* START Entries shown *
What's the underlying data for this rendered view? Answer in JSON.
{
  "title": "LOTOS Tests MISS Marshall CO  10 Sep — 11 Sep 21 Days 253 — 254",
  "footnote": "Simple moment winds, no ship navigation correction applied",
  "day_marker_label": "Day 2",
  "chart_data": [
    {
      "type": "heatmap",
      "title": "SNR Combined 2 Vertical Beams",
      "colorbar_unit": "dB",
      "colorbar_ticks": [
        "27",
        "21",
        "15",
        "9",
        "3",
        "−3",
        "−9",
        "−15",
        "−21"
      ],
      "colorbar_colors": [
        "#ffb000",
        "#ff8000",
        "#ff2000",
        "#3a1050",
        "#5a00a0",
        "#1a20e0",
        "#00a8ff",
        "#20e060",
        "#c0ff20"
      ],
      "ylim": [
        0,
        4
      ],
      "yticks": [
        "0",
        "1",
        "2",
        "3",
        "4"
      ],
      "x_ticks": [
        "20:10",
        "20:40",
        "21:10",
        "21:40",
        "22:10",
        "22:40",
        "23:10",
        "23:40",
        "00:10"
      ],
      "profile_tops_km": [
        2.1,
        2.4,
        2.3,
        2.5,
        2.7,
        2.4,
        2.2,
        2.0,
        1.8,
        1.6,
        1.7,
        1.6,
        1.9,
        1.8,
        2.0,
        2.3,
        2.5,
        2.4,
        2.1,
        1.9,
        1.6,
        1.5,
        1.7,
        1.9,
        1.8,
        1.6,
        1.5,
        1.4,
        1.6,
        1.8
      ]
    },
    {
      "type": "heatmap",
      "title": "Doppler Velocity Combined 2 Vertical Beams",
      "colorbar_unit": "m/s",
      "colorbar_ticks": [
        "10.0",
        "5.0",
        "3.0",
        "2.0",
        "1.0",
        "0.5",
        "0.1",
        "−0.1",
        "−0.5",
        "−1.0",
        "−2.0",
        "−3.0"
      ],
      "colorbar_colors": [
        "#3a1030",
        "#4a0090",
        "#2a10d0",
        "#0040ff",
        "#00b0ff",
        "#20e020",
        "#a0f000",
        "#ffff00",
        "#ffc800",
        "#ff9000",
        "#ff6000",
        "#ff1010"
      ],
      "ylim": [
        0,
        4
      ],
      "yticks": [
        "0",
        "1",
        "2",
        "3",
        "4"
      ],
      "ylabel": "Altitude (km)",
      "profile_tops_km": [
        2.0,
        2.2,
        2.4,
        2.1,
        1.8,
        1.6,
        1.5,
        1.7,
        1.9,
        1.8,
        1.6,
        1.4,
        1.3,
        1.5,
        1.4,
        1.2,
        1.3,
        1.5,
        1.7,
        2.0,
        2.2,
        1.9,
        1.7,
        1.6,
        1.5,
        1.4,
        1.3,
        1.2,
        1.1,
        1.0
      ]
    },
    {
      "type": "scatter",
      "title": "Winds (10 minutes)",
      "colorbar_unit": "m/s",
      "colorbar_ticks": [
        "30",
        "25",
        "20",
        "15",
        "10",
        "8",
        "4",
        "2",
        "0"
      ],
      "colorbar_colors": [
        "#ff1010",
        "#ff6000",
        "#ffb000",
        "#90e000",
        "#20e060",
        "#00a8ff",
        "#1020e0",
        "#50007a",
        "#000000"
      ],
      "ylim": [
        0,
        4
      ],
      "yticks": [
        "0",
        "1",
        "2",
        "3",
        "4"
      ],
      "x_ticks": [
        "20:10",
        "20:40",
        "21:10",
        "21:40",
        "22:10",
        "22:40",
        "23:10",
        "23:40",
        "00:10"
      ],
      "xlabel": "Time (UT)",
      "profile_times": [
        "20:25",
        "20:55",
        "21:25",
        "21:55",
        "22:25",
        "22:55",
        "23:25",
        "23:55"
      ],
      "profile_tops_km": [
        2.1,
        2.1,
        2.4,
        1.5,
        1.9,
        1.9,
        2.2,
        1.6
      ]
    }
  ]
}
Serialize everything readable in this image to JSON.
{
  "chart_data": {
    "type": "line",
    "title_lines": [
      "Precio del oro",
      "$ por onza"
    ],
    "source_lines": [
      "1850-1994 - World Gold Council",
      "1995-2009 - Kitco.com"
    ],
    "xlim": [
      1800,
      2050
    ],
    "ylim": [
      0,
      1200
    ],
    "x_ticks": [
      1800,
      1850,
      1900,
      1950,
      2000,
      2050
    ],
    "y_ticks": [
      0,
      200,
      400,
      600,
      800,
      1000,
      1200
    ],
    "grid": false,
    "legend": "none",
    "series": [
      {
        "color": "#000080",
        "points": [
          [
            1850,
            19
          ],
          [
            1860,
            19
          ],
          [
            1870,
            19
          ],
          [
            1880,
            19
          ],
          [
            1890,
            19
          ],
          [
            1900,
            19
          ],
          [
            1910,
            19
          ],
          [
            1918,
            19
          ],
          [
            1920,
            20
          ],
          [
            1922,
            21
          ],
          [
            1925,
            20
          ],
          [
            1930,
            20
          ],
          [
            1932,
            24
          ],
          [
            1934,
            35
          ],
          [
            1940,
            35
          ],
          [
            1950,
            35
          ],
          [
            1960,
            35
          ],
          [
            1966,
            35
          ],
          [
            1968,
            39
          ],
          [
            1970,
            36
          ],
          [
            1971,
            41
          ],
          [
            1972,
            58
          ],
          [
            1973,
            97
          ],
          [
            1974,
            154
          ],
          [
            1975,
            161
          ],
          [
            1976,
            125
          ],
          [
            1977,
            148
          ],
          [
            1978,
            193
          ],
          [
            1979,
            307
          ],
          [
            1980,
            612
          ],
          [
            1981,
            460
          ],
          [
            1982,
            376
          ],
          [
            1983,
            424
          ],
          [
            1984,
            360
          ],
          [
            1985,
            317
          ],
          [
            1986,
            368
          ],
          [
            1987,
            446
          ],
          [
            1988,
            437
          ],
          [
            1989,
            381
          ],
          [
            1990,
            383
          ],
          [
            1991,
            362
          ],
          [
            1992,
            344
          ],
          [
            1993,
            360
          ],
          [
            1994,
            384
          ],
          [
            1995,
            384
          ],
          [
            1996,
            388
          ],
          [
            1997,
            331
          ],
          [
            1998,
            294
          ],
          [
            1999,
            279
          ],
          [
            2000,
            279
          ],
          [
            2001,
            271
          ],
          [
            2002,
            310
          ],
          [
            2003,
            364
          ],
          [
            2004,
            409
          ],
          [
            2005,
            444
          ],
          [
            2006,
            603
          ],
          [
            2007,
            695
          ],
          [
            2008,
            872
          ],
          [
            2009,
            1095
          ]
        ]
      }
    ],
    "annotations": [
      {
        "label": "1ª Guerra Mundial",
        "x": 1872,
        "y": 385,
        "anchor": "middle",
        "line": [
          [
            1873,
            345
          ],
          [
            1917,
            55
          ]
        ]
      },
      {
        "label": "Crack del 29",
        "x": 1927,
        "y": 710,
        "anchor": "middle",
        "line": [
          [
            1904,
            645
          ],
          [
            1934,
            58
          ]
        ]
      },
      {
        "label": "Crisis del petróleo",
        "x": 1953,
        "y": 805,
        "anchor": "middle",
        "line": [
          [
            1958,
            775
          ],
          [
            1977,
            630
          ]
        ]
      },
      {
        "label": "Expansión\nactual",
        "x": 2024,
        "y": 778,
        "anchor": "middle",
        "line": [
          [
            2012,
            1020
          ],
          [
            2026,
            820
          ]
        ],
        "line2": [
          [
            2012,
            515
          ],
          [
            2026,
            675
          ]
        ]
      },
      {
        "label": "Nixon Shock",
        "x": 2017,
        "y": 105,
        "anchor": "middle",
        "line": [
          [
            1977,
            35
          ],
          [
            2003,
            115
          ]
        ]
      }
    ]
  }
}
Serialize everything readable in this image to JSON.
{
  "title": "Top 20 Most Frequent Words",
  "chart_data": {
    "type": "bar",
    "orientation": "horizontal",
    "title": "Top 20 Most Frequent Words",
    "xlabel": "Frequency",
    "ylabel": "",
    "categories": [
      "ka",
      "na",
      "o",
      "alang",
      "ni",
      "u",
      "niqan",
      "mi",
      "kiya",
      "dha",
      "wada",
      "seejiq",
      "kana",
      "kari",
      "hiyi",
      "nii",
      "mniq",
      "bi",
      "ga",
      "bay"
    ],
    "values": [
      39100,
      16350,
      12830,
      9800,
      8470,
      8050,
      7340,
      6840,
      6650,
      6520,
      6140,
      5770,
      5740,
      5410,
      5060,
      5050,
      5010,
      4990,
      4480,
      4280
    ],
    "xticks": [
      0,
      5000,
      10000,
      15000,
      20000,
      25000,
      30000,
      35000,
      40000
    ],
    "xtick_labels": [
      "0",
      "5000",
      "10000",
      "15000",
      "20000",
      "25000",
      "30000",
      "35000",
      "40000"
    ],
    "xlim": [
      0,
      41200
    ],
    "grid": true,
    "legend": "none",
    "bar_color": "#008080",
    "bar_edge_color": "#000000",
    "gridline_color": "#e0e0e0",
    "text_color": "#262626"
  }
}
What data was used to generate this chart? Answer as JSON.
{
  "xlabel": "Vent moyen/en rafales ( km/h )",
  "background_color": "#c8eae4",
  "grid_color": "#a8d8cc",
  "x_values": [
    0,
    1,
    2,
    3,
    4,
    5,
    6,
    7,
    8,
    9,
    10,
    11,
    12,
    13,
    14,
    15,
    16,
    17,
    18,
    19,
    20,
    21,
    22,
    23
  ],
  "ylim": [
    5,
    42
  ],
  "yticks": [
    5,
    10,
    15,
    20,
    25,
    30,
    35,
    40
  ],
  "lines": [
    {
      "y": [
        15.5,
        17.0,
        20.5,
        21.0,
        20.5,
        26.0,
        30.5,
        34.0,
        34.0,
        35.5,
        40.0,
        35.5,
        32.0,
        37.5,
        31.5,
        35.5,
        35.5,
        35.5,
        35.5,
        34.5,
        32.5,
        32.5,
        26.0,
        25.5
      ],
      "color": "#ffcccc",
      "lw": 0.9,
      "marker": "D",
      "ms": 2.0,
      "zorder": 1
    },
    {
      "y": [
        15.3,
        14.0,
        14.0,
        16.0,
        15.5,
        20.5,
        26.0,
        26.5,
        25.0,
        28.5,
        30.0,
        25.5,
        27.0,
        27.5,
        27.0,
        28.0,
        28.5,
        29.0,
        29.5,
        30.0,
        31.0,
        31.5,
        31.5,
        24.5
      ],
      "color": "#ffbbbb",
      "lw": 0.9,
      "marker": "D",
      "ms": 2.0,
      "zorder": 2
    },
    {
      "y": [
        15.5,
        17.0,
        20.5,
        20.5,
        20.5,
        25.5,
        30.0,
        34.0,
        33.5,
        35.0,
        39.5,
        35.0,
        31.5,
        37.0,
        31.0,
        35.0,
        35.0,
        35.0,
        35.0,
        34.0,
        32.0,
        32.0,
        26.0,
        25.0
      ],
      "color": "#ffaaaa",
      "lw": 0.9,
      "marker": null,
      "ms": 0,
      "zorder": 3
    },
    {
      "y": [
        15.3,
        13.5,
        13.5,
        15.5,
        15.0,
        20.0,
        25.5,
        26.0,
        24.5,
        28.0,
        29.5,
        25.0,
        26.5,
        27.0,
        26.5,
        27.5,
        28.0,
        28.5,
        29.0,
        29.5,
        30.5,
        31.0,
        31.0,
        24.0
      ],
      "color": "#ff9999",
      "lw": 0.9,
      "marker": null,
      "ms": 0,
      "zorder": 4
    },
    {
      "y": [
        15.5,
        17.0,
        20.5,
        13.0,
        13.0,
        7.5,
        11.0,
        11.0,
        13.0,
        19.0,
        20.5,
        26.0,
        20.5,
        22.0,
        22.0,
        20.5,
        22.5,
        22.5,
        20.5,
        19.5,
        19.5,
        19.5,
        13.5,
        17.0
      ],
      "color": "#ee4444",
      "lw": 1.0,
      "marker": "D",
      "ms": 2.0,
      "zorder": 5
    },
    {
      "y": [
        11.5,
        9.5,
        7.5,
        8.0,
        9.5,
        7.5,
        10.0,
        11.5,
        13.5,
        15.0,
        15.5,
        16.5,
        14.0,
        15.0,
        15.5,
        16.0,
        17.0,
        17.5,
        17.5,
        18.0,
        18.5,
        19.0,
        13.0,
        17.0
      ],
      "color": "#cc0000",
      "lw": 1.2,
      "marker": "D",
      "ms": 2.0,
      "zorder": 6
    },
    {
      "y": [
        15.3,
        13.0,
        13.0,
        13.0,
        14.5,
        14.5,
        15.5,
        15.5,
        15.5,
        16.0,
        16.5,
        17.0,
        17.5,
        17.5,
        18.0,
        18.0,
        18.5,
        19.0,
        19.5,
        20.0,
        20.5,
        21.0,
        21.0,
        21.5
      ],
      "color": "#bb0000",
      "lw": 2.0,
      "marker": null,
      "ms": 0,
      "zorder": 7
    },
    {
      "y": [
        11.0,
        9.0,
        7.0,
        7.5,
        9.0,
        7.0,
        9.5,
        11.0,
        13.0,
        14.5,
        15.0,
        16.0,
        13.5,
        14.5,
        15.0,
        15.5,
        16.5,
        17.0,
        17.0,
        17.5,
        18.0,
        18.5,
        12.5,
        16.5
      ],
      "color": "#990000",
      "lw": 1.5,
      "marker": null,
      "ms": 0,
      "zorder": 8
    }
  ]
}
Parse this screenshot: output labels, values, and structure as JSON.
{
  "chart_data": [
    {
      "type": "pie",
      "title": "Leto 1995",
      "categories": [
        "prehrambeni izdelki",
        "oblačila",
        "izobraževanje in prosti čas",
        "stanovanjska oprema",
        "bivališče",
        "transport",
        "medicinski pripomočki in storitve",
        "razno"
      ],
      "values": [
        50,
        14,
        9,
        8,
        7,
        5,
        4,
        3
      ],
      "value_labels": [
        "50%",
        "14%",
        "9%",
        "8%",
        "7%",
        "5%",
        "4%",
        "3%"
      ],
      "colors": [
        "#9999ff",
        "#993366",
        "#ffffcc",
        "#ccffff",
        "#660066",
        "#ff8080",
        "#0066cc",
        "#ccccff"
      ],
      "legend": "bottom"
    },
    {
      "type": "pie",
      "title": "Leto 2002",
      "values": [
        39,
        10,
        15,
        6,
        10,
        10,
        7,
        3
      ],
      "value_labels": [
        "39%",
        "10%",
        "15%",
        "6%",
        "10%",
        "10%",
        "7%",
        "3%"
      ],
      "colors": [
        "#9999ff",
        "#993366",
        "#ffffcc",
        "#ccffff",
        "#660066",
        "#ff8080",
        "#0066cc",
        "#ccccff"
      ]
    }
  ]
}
* END Entries shown *
Requirement. Give only the number of lines in the records that include the word "zorder".

Response to this task. 8